◆ Your goal ◆
Copy out each line containing "Правительства" from the entries below.

◆ Record list ◆
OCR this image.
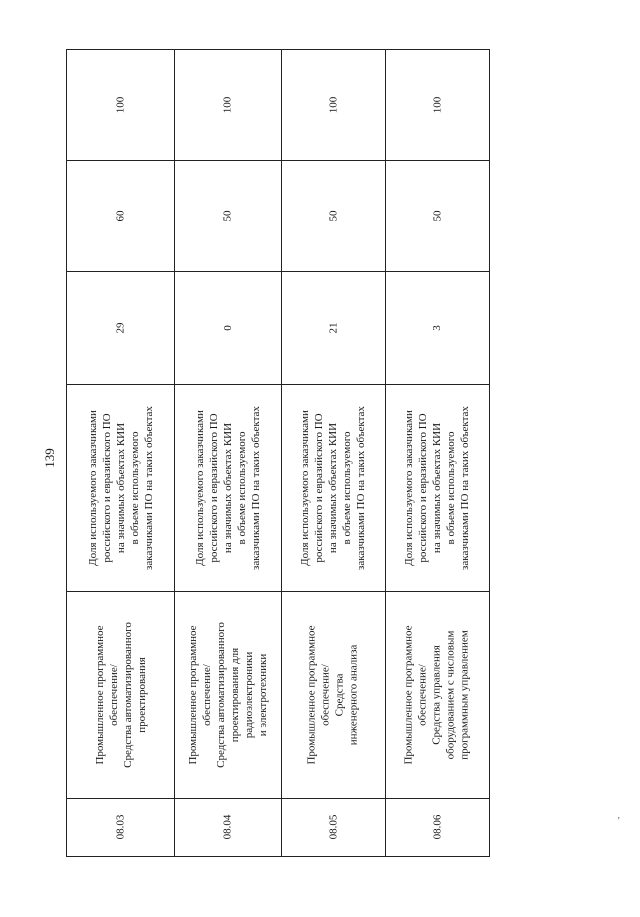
139
08.03
Промышленное программное обеспечение/ Средства автоматизированного проектирования
Доля используемого заказчиками российского и евразийского ПО на значимых объектах КИИ в объеме используемого заказчиками ПО на таких объектах
29
60
100
08.04
Промышленное программное обеспечение/ Средства автоматизированного проектирования для радиоэлектроники и электротехники
Доля используемого заказчиками российского и евразийского ПО на значимых объектах КИИ в объеме используемого заказчиками ПО на таких объектах
0
50
100
08.05
Промышленное программное обеспечение/ Средства инженерного анализа
Доля используемого заказчиками российского и евразийского ПО на значимых объектах КИИ в объеме используемого заказчиками ПО на таких объектах
21
50
100
08.06
Промышленное программное обеспечение/ Средства управления оборудованием с числовым программным управлением
Доля используемого заказчиками российского и евразийского ПО на значимых объектах КИИ в объеме используемого заказчиками ПО на таких объектах
3
50
100
’
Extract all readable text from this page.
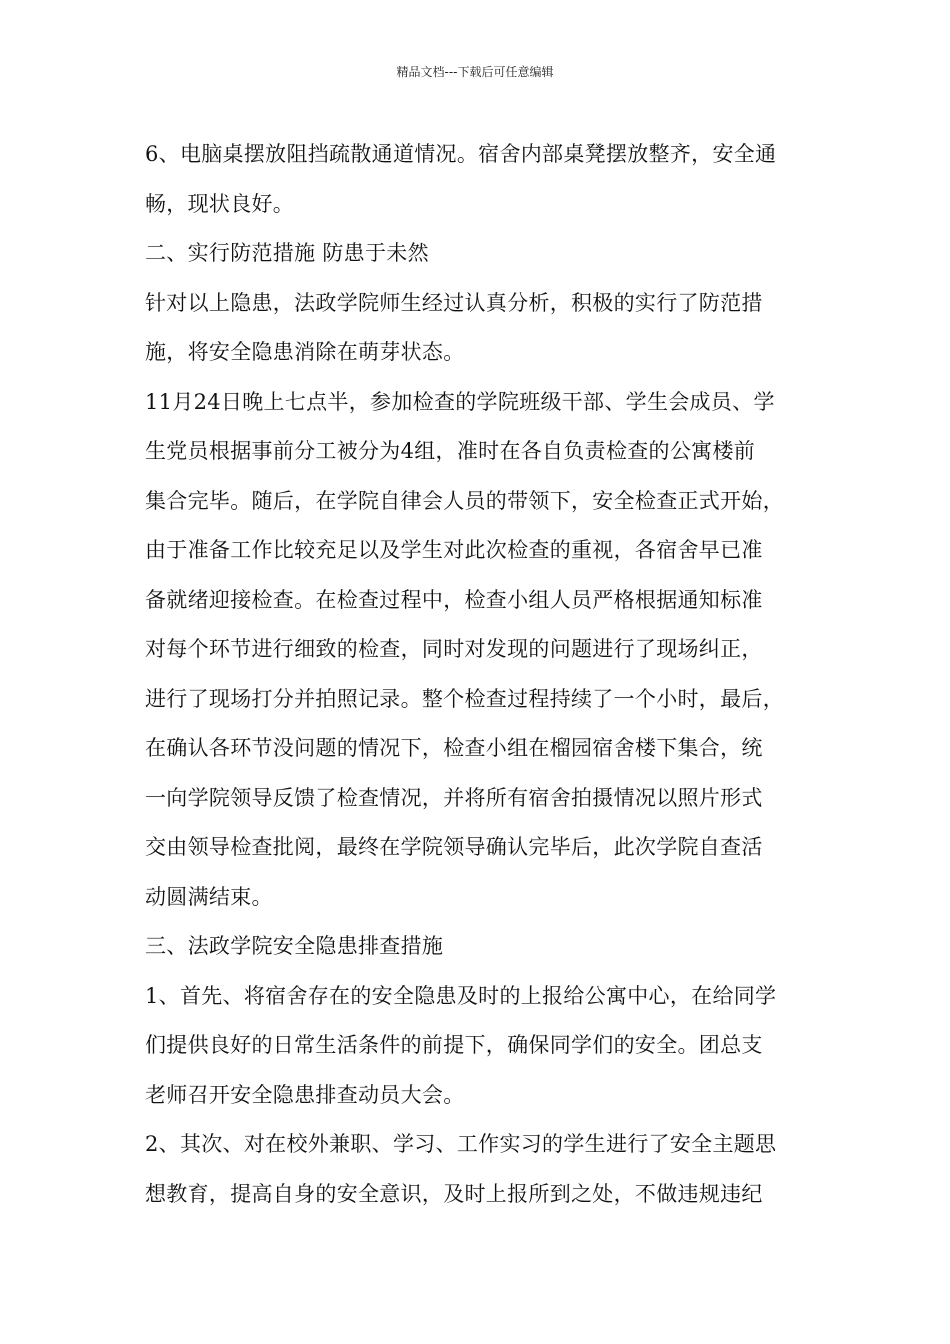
精品文档---下载后可任意编辑
6、电脑桌摆放阻挡疏散通道情况。宿舍内部桌凳摆放整齐，安全通
畅，现状良好。
二、实行防范措施 防患于未然
针对以上隐患，法政学院师生经过认真分析，积极的实行了防范措
施，将安全隐患消除在萌芽状态。
11月24日晚上七点半，参加检查的学院班级干部、学生会成员、学
生党员根据事前分工被分为4组，准时在各自负责检查的公寓楼前
集合完毕。随后，在学院自律会人员的带领下，安全检查正式开始，
由于准备工作比较充足以及学生对此次检查的重视，各宿舍早已准
备就绪迎接检查。在检查过程中，检查小组人员严格根据通知标准
对每个环节进行细致的检查，同时对发现的问题进行了现场纠正，
进行了现场打分并拍照记录。整个检查过程持续了一个小时，最后，
在确认各环节没问题的情况下，检查小组在榴园宿舍楼下集合，统
一向学院领导反馈了检查情况，并将所有宿舍拍摄情况以照片形式
交由领导检查批阅，最终在学院领导确认完毕后，此次学院自查活
动圆满结束。
三、法政学院安全隐患排查措施
1、首先、将宿舍存在的安全隐患及时的上报给公寓中心，在给同学
们提供良好的日常生活条件的前提下，确保同学们的安全。团总支
老师召开安全隐患排查动员大会。
2、其次、对在校外兼职、学习、工作实习的学生进行了安全主题思
想教育，提高自身的安全意识，及时上报所到之处，不做违规违纪
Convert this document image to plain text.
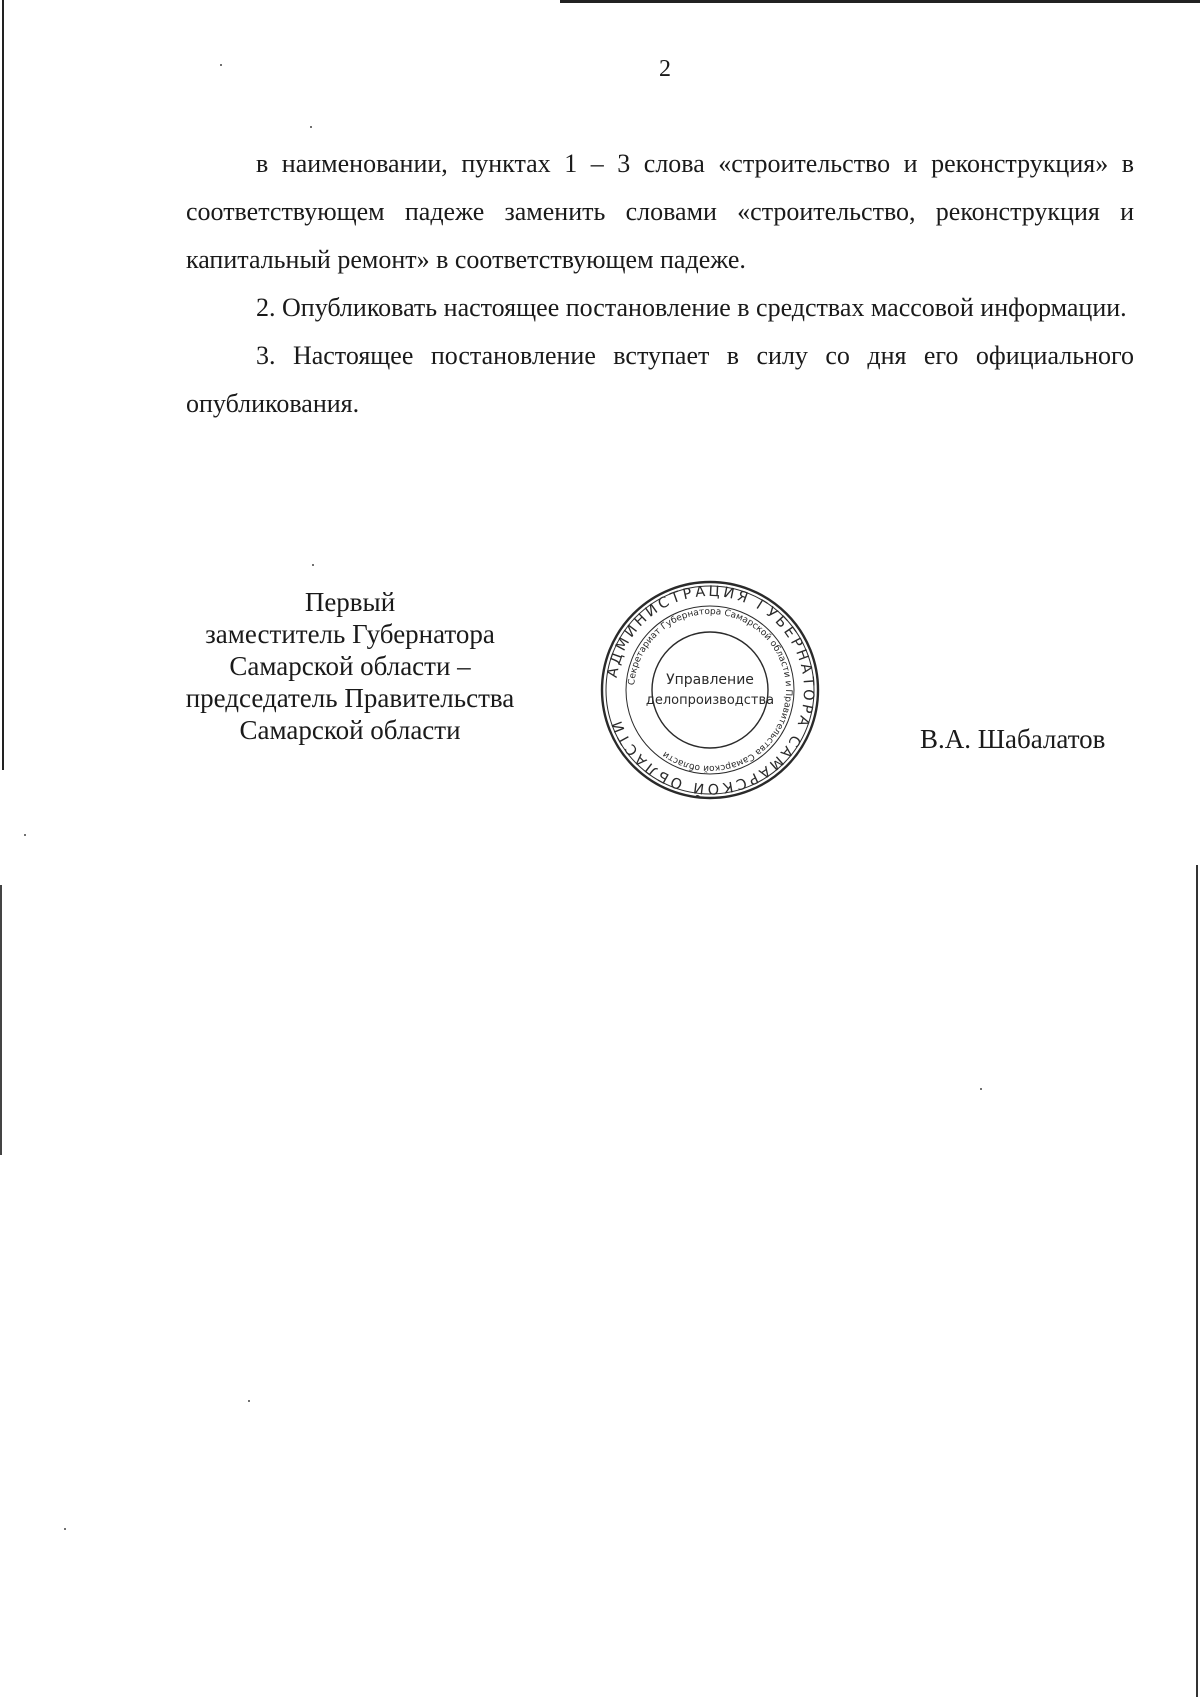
2

в наименовании, пунктах 1 – 3 слова «строительство и реконструкция» в соответствующем падеже заменить словами «строительство, реконструкция и капитальный ремонт» в соответствующем падеже.

2. Опубликовать настоящее постановление в средствах массовой информации.

3. Настоящее постановление вступает в силу со дня его официального опубликования.

Первый
заместитель Губернатора
Самарской области –
председатель Правительства
Самарской области
АДМИНИСТРАЦИЯ ГУБЕРНАТОРА САМАРСКОЙ ОБЛАСТИ
Секретариат Губернатора Самарской области и Правительства Самарской области
Управление
делопроизводства
В.А. Шабалатов
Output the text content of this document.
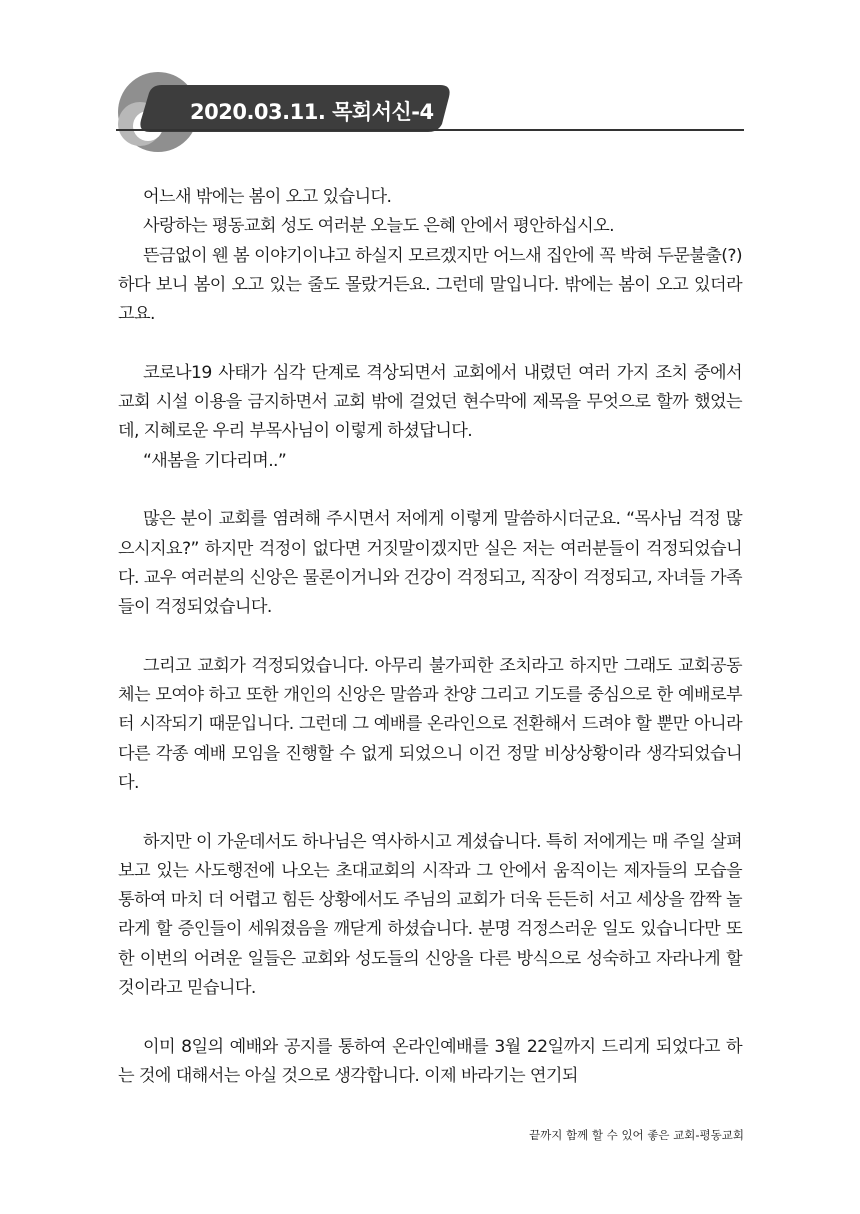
2020.03.11. 목회서신-4

어느새 밖에는 봄이 오고 있습니다.

사랑하는 평동교회 성도 여러분 오늘도 은혜 안에서 평안하십시오.

뜬금없이 웬 봄 이야기이냐고 하실지 모르겠지만 어느새 집안에 꼭 박혀 두문불출(?) 하다 보니 봄이 오고 있는 줄도 몰랐거든요. 그런데 말입니다. 밖에는 봄이 오고 있더라고요.

코로나19 사태가 심각 단계로 격상되면서 교회에서 내렸던 여러 가지 조치 중에서 교회 시설 이용을 금지하면서 교회 밖에 걸었던 현수막에 제목을 무엇으로 할까 했었는데, 지혜로운 우리 부목사님이 이렇게 하셨답니다.

“새봄을 기다리며..”

많은 분이 교회를 염려해 주시면서 저에게 이렇게 말씀하시더군요. “목사님 걱정 많으시지요?” 하지만 걱정이 없다면 거짓말이겠지만 실은 저는 여러분들이 걱정되었습니다. 교우 여러분의 신앙은 물론이거니와 건강이 걱정되고, 직장이 걱정되고, 자녀들 가족들이 걱정되었습니다.

그리고 교회가 걱정되었습니다. 아무리 불가피한 조치라고 하지만 그래도 교회공동체는 모여야 하고 또한 개인의 신앙은 말씀과 찬양 그리고 기도를 중심으로 한 예배로부터 시작되기 때문입니다. 그런데 그 예배를 온라인으로 전환해서 드려야 할 뿐만 아니라 다른 각종 예배 모임을 진행할 수 없게 되었으니 이건 정말 비상상황이라 생각되었습니다.

하지만 이 가운데서도 하나님은 역사하시고 계셨습니다. 특히 저에게는 매 주일 살펴보고 있는 사도행전에 나오는 초대교회의 시작과 그 안에서 움직이는 제자들의 모습을 통하여 마치 더 어렵고 힘든 상황에서도 주님의 교회가 더욱 든든히 서고 세상을 깜짝 놀라게 할 증인들이 세워졌음을 깨닫게 하셨습니다. 분명 걱정스러운 일도 있습니다만 또한 이번의 어려운 일들은 교회와 성도들의 신앙을 다른 방식으로 성숙하고 자라나게 할 것이라고 믿습니다.

이미 8일의 예배와 공지를 통하여 온라인예배를 3월 22일까지 드리게 되었다고 하는 것에 대해서는 아실 것으로 생각합니다. 이제 바라기는 연기되

끝까지 함께 할 수 있어 좋은 교회-평동교회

◆ Task solution ◆
председатель Правительства
Секретариат Губернатора Самарской области и Правительства Самарской области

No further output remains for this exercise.